#### Requirement
In the entries below, count every line containing "قافلے". Reply with the number alone.

□ □ □ □

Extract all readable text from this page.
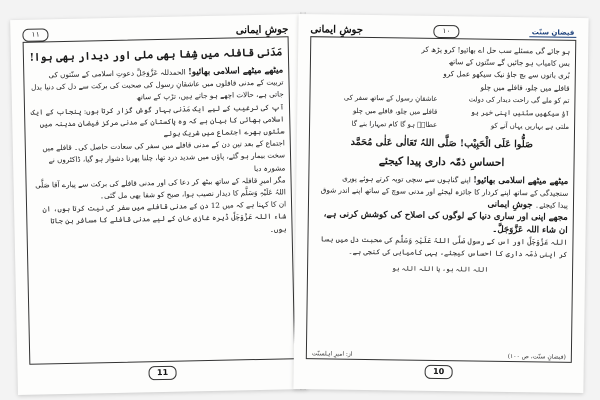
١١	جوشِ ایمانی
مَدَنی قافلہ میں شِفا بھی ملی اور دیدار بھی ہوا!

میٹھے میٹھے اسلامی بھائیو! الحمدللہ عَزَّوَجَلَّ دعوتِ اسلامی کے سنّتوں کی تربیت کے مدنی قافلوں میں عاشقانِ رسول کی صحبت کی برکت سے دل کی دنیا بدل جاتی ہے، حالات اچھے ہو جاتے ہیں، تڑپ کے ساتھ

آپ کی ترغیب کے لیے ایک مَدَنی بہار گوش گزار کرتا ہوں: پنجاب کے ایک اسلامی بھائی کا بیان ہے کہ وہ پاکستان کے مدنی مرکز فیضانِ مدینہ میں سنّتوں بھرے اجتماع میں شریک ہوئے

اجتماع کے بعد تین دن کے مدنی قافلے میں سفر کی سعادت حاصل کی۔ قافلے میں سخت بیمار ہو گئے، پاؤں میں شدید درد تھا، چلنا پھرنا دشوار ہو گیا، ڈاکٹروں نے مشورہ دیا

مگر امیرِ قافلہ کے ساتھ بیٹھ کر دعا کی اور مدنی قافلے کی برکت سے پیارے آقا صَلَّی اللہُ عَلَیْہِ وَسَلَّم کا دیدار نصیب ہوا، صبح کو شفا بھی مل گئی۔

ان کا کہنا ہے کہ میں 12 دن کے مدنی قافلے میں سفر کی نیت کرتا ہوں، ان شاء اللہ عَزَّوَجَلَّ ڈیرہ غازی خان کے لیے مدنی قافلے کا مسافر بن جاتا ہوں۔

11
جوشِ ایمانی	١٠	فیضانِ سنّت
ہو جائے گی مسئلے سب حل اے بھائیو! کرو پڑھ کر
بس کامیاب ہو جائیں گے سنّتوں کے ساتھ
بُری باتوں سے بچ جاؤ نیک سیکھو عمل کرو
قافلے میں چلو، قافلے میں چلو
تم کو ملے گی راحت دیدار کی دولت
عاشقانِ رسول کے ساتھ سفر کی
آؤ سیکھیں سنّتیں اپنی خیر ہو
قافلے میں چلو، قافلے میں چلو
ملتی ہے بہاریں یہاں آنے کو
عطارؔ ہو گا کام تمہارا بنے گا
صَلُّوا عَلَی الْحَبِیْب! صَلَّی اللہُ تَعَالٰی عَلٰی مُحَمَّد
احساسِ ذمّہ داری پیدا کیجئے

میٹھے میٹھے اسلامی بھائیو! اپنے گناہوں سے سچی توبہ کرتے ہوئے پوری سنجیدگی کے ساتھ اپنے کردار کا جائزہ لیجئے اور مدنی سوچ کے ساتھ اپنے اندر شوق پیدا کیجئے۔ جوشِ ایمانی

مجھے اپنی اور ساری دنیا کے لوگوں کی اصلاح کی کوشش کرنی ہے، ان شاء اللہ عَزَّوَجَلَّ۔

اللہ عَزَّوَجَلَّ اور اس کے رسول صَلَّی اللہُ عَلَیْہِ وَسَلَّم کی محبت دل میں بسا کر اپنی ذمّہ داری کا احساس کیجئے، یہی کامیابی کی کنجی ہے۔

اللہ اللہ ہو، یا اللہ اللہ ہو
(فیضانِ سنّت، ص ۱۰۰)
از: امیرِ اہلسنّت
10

□ □ □ □

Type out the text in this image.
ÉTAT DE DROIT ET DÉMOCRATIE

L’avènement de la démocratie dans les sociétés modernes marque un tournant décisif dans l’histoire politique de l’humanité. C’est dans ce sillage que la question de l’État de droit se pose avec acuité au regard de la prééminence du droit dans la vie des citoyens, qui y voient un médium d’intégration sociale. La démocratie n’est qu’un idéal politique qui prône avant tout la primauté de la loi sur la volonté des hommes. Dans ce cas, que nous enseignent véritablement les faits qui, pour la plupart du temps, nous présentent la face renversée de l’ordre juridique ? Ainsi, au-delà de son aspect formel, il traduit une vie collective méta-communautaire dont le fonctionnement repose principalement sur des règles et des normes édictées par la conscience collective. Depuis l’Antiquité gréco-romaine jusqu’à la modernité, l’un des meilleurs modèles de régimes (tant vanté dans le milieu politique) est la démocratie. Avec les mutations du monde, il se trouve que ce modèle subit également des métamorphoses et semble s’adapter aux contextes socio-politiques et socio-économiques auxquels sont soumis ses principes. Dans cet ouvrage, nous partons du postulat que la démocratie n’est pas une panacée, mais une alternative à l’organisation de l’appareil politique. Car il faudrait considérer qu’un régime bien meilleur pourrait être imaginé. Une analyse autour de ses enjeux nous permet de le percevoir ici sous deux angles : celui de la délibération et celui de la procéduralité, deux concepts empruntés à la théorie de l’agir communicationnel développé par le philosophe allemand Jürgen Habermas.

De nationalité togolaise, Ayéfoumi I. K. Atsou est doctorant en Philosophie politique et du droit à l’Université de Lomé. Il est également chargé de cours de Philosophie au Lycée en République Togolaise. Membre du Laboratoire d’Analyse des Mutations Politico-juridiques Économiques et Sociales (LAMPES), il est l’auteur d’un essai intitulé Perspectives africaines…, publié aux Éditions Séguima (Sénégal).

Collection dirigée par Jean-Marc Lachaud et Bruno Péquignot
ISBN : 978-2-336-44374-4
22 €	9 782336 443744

□ □ □ □

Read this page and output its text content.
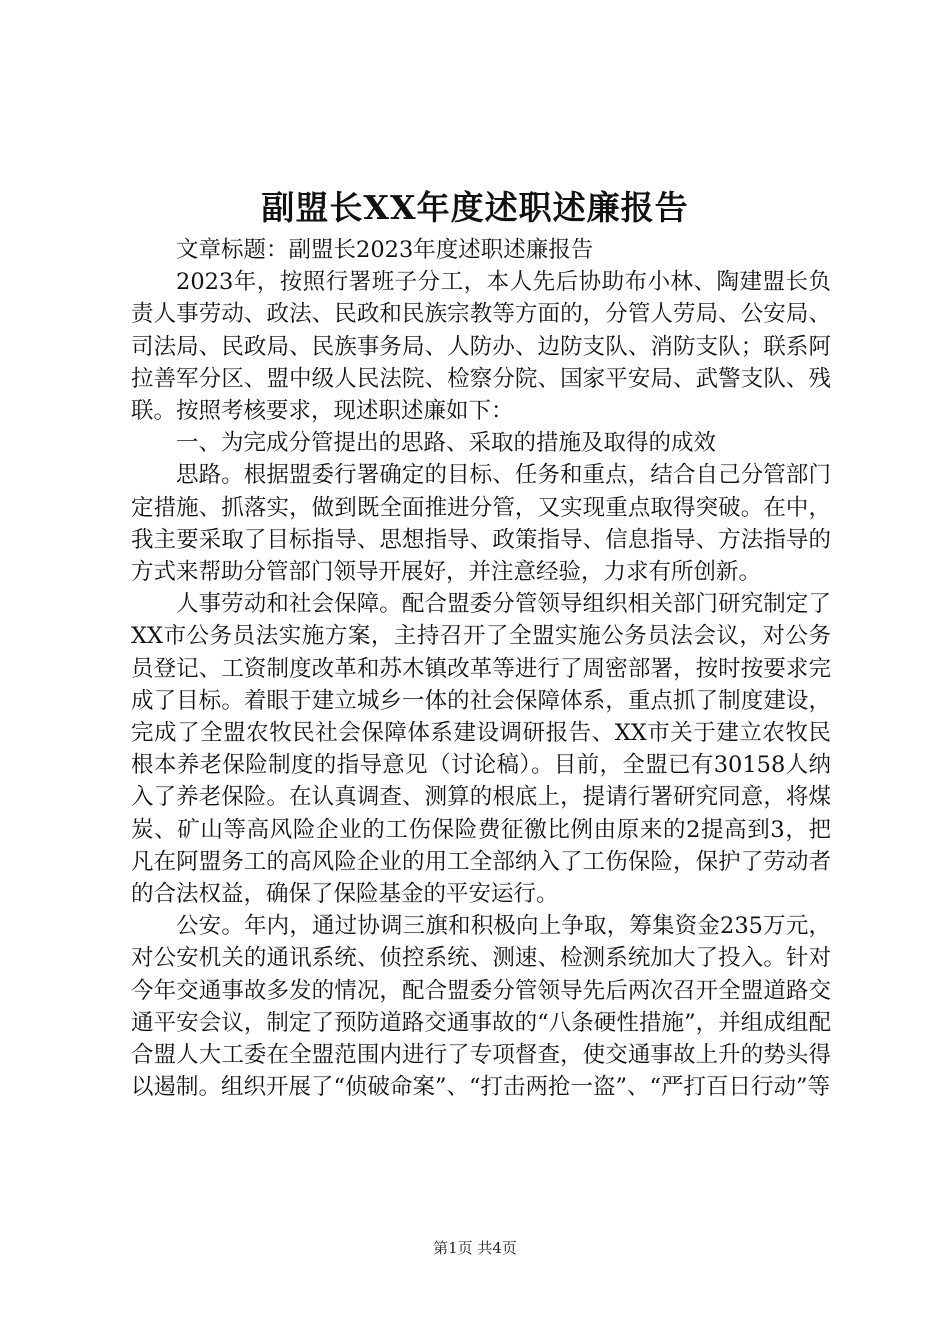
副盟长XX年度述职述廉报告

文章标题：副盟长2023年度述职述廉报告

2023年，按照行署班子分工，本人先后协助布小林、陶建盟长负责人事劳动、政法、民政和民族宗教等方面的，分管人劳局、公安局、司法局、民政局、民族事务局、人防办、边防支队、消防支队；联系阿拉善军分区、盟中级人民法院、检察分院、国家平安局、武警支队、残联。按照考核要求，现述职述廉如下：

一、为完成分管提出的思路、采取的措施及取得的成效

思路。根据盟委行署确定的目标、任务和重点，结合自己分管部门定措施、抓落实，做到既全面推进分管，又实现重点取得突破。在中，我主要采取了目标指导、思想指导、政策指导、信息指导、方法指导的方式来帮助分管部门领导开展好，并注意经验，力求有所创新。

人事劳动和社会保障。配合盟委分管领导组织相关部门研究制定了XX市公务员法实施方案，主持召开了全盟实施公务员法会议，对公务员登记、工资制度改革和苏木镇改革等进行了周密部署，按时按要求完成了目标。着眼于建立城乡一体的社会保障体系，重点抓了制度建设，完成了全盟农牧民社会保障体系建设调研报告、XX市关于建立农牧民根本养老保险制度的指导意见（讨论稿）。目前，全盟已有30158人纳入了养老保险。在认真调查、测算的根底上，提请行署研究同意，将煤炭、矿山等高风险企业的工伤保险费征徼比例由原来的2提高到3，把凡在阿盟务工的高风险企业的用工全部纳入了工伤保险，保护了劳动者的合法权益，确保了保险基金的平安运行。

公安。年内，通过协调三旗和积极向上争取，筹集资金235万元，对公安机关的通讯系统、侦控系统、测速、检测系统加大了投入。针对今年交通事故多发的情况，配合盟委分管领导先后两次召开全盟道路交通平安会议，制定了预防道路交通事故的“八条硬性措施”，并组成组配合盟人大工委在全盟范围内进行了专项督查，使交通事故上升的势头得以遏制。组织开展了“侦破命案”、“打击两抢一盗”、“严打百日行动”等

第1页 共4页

□ □ □ □

#### Answer for the task
5